**Do this:** Print the items verbatim, from the first one through the line that contains "sparse-area-dot (101, 291, 107, 297)", including both.

╔══

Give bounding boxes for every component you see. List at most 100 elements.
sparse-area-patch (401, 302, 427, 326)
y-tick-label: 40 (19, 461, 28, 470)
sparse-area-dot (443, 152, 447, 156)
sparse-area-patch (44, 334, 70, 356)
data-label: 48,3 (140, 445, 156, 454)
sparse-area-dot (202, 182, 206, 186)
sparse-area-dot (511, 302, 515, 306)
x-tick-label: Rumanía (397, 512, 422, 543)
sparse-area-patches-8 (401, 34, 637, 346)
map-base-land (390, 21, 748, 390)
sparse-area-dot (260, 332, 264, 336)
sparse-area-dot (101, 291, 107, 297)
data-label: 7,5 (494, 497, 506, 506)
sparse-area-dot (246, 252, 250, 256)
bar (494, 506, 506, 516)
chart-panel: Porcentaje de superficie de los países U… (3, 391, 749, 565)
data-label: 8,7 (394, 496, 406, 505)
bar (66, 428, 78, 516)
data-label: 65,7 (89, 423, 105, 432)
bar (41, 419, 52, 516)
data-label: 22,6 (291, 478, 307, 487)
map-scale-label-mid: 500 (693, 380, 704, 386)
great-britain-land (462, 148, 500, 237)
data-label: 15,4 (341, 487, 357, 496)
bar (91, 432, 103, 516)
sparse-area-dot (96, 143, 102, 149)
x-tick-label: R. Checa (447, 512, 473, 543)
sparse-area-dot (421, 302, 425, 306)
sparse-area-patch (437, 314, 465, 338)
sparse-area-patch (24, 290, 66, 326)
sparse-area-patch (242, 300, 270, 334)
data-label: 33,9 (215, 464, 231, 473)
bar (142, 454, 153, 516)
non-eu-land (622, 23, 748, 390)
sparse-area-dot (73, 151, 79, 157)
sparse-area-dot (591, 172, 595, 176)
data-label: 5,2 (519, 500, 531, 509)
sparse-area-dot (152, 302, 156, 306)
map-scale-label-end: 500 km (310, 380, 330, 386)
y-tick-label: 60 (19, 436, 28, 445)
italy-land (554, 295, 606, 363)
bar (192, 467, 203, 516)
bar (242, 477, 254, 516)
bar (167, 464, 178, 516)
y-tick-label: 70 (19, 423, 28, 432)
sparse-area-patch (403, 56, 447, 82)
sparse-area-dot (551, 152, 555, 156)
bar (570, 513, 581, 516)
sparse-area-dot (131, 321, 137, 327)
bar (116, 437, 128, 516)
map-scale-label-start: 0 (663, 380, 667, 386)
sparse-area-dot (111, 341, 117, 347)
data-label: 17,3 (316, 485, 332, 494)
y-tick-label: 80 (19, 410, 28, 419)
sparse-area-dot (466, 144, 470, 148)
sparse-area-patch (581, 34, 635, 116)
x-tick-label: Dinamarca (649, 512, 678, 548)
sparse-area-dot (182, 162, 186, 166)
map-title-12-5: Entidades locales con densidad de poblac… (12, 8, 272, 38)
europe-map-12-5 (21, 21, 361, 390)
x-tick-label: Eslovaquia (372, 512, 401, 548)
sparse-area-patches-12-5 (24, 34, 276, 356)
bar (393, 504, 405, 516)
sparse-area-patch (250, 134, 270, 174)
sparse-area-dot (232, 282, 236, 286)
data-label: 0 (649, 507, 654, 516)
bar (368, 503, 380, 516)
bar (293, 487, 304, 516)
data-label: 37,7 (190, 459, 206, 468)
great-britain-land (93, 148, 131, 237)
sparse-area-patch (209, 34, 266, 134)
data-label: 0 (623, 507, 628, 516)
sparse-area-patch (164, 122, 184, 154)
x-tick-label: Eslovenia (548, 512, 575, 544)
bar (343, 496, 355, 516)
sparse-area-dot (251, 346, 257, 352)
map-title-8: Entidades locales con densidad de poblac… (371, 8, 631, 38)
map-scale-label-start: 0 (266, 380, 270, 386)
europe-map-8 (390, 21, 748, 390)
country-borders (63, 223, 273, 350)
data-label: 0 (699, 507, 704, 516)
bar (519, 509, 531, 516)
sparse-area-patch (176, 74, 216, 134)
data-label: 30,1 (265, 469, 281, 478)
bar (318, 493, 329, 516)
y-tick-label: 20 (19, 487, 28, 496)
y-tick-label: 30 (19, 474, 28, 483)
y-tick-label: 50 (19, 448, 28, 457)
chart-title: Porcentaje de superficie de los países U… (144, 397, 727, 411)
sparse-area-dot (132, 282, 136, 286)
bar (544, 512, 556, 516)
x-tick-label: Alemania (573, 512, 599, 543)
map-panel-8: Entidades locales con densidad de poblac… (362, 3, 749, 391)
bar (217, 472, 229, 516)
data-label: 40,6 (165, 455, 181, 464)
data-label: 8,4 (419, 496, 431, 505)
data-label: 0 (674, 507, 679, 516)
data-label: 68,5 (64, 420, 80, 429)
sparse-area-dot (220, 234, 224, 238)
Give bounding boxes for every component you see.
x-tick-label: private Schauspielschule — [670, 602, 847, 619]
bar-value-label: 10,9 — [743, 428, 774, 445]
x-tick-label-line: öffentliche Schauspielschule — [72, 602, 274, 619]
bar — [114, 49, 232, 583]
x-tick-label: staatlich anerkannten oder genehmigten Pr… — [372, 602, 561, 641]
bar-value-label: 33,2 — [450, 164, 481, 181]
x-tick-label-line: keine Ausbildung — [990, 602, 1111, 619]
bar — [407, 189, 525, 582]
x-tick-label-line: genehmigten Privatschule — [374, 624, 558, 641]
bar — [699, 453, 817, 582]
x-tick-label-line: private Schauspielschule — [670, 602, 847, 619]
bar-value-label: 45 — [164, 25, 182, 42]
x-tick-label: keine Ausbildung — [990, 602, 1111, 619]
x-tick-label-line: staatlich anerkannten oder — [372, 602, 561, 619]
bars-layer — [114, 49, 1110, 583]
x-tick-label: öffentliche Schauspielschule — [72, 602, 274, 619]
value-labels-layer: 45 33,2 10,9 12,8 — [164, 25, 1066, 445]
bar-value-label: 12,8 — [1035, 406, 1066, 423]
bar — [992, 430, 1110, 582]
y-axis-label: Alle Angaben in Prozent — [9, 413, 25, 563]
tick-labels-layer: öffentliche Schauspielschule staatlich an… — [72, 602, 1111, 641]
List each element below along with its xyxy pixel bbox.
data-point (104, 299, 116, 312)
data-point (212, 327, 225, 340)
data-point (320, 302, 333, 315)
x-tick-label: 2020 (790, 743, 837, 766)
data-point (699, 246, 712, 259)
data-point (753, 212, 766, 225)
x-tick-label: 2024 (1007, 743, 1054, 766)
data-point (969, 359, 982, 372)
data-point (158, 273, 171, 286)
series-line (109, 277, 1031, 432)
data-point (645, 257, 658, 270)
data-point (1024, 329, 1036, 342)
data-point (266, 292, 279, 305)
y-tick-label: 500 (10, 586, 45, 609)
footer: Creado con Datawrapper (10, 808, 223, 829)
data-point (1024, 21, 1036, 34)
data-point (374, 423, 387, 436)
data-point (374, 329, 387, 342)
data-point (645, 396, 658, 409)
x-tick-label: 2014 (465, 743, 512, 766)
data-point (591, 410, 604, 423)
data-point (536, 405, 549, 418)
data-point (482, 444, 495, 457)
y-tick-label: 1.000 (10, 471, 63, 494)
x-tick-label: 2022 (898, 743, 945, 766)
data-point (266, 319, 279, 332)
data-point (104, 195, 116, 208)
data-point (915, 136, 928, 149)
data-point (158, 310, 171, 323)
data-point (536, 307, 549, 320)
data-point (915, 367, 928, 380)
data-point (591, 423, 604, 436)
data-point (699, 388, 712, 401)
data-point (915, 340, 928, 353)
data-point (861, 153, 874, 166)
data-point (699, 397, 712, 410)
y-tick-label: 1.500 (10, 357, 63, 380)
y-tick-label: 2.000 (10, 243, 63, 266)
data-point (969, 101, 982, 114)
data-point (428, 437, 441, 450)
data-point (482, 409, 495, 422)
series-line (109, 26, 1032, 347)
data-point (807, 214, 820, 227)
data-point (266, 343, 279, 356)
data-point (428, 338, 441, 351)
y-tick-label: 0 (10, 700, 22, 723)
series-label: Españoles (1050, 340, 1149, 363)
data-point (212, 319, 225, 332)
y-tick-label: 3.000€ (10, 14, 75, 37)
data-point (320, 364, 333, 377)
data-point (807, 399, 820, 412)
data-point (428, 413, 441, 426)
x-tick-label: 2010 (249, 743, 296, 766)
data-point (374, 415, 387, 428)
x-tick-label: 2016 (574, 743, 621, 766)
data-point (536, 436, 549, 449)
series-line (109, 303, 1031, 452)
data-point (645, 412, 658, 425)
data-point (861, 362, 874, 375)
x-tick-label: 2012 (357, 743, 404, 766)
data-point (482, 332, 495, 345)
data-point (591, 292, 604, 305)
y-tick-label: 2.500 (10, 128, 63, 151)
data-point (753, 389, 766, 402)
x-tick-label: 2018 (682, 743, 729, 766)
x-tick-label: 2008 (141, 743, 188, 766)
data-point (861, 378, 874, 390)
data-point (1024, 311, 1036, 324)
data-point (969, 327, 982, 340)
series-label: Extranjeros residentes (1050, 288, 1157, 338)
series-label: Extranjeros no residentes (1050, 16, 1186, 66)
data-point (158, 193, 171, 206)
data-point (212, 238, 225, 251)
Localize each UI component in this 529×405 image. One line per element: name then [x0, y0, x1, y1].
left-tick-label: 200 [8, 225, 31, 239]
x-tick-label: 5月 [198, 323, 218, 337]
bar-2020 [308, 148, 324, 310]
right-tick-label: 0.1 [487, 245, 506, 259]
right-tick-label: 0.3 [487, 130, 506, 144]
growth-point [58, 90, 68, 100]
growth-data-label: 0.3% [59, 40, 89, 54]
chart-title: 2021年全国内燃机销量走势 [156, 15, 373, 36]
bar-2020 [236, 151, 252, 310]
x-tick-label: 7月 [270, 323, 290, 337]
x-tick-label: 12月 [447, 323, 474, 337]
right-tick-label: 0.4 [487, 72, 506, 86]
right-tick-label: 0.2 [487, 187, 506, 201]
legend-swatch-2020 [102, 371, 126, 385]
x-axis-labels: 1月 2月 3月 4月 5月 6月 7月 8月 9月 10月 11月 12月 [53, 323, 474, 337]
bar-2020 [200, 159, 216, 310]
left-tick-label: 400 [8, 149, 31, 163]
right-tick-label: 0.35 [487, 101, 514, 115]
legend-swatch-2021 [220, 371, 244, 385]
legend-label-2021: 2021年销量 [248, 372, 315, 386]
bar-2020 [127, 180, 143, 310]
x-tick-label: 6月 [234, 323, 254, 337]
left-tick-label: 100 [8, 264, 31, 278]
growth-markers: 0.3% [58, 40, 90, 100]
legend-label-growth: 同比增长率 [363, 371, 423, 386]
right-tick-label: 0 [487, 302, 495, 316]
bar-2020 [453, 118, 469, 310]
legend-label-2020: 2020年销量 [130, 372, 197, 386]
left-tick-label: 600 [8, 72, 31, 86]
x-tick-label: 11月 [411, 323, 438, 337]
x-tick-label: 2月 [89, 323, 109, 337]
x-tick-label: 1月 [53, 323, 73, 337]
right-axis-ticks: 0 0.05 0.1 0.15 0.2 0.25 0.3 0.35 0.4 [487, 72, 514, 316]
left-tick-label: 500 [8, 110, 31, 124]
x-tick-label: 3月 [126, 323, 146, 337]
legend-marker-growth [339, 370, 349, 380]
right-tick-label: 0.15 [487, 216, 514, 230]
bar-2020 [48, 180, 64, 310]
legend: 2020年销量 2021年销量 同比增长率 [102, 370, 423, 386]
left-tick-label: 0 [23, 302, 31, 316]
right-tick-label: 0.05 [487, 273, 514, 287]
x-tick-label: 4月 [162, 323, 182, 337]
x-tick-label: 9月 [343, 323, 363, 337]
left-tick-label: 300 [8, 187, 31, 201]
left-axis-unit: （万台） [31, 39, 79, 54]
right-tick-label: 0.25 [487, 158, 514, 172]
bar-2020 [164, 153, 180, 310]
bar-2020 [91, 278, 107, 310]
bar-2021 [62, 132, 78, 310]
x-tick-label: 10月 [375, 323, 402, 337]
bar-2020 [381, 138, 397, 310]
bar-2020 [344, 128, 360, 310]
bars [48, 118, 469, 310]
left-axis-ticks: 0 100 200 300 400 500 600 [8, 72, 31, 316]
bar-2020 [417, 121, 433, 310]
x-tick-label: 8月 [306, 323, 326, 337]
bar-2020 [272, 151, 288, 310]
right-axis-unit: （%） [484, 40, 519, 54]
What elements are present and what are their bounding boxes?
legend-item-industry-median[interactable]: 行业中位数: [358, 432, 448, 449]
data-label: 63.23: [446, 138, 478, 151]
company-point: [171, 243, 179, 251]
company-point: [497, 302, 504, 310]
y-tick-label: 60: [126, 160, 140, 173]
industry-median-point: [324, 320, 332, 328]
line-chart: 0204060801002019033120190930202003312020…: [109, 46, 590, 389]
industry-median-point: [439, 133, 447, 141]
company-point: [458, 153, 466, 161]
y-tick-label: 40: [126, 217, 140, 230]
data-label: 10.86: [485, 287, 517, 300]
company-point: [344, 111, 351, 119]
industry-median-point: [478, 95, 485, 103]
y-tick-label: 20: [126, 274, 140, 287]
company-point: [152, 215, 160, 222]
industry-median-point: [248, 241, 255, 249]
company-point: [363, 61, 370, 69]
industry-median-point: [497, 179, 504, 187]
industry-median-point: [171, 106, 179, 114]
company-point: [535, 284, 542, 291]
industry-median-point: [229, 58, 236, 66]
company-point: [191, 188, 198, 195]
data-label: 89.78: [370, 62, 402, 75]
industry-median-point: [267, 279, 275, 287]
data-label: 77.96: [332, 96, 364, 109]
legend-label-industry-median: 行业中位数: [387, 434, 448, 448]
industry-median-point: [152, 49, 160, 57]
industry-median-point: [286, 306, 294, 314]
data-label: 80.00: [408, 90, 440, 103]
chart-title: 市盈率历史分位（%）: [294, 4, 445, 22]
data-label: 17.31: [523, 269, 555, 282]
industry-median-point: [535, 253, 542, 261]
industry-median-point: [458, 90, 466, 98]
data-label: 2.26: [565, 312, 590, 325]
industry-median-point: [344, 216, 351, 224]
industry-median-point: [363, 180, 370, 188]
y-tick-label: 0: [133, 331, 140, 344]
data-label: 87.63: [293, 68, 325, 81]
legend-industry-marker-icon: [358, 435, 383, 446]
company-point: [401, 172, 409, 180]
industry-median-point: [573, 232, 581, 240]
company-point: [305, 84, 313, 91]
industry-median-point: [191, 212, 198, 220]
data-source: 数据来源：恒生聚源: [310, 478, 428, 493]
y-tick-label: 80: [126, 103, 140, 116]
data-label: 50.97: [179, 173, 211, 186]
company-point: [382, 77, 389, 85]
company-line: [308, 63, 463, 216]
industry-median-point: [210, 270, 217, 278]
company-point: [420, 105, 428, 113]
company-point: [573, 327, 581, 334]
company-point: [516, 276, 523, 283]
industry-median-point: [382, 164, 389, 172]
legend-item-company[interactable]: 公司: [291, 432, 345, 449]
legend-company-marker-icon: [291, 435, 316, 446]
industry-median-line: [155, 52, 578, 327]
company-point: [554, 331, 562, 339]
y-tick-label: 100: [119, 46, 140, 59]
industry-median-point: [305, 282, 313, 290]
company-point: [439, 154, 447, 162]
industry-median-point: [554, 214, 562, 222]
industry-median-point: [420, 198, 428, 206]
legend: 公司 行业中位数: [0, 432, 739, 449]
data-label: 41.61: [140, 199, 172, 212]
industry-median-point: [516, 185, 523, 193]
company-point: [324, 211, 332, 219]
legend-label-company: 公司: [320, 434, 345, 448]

╚══

**Written reply:**
Give bounding boxes for every component you see. List at most 100 elements.
sparse-area-patch (401, 302, 427, 326)
y-tick-label: 40 (19, 461, 28, 470)
sparse-area-dot (443, 152, 447, 156)
sparse-area-patch (44, 334, 70, 356)
data-label: 48,3 (140, 445, 156, 454)
sparse-area-dot (202, 182, 206, 186)
sparse-area-dot (511, 302, 515, 306)
x-tick-label: Rumanía (397, 512, 422, 543)
sparse-area-patches-8 (401, 34, 637, 346)
map-base-land (390, 21, 748, 390)
sparse-area-dot (260, 332, 264, 336)
sparse-area-dot (101, 291, 107, 297)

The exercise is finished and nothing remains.